» **YOUR GOAL**
Look at the entries below and reproduce them exactly.

» **Excerpt from a dataset**
⟨

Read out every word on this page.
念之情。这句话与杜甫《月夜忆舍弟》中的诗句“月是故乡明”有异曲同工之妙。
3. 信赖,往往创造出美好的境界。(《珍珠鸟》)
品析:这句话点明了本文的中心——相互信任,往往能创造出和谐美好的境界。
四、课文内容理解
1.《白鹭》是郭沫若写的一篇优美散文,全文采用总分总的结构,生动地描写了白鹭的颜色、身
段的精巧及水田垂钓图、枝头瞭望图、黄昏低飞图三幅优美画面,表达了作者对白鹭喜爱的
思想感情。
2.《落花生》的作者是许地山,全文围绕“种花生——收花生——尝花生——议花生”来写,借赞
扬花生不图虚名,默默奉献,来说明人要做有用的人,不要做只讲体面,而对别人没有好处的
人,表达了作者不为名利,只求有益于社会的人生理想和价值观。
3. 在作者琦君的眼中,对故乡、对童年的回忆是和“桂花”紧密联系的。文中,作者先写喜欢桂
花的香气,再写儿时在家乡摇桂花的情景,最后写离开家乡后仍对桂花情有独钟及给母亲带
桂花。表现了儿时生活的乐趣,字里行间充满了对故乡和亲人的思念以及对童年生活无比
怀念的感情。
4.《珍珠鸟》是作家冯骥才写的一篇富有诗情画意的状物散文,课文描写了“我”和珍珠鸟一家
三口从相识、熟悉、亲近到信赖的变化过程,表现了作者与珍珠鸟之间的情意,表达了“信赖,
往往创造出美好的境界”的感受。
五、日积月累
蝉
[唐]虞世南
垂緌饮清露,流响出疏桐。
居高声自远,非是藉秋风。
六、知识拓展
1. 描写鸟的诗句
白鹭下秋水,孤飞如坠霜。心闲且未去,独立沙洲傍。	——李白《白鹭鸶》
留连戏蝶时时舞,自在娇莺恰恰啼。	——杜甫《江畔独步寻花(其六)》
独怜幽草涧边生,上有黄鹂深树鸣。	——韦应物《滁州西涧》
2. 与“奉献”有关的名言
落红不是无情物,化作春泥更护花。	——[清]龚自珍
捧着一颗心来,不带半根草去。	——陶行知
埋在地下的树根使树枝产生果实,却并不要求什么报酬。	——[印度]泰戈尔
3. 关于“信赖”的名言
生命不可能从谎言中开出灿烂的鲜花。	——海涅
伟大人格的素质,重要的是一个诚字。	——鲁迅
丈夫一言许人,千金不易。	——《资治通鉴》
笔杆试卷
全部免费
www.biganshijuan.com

⟩

» **COMPLETE RESPONSE**
Read out every word on this page.
念之情。这句话与杜甫《月夜忆舍弟》中的诗句“月是故乡明”有异曲同工之妙。
3. 信赖,往往创造出美好的境界。(《珍珠鸟》)
品析:这句话点明了本文的中心——相互信任,往往能创造出和谐美好的境界。
四、课文内容理解
1.《白鹭》是郭沫若写的一篇优美散文,全文采用总分总的结构,生动地描写了白鹭的颜色、身
段的精巧及水田垂钓图、枝头瞭望图、黄昏低飞图三幅优美画面,表达了作者对白鹭喜爱的
思想感情。
2.《落花生》的作者是许地山,全文围绕“种花生——收花生——尝花生——议花生”来写,借赞
扬花生不图虚名,默默奉献,来说明人要做有用的人,不要做只讲体面,而对别人没有好处的
人,表达了作者不为名利,只求有益于社会的人生理想和价值观。
3. 在作者琦君的眼中,对故乡、对童年的回忆是和“桂花”紧密联系的。文中,作者先写喜欢桂
花的香气,再写儿时在家乡摇桂花的情景,最后写离开家乡后仍对桂花情有独钟及给母亲带
桂花。表现了儿时生活的乐趣,字里行间充满了对故乡和亲人的思念以及对童年生活无比
怀念的感情。
4.《珍珠鸟》是作家冯骥才写的一篇富有诗情画意的状物散文,课文描写了“我”和珍珠鸟一家
三口从相识、熟悉、亲近到信赖的变化过程,表现了作者与珍珠鸟之间的情意,表达了“信赖,
往往创造出美好的境界”的感受。
五、日积月累
蝉
[唐]虞世南
垂緌饮清露,流响出疏桐。
居高声自远,非是藉秋风。
六、知识拓展
1. 描写鸟的诗句
白鹭下秋水,孤飞如坠霜。心闲且未去,独立沙洲傍。	——李白《白鹭鸶》
留连戏蝶时时舞,自在娇莺恰恰啼。	——杜甫《江畔独步寻花(其六)》
独怜幽草涧边生,上有黄鹂深树鸣。	——韦应物《滁州西涧》
2. 与“奉献”有关的名言
落红不是无情物,化作春泥更护花。	——[清]龚自珍
捧着一颗心来,不带半根草去。	——陶行知
埋在地下的树根使树枝产生果实,却并不要求什么报酬。	——[印度]泰戈尔
3. 关于“信赖”的名言
生命不可能从谎言中开出灿烂的鲜花。	——海涅
伟大人格的素质,重要的是一个诚字。	——鲁迅
丈夫一言许人,千金不易。	——《资治通鉴》
笔杆试卷
全部免费
www.biganshijuan.com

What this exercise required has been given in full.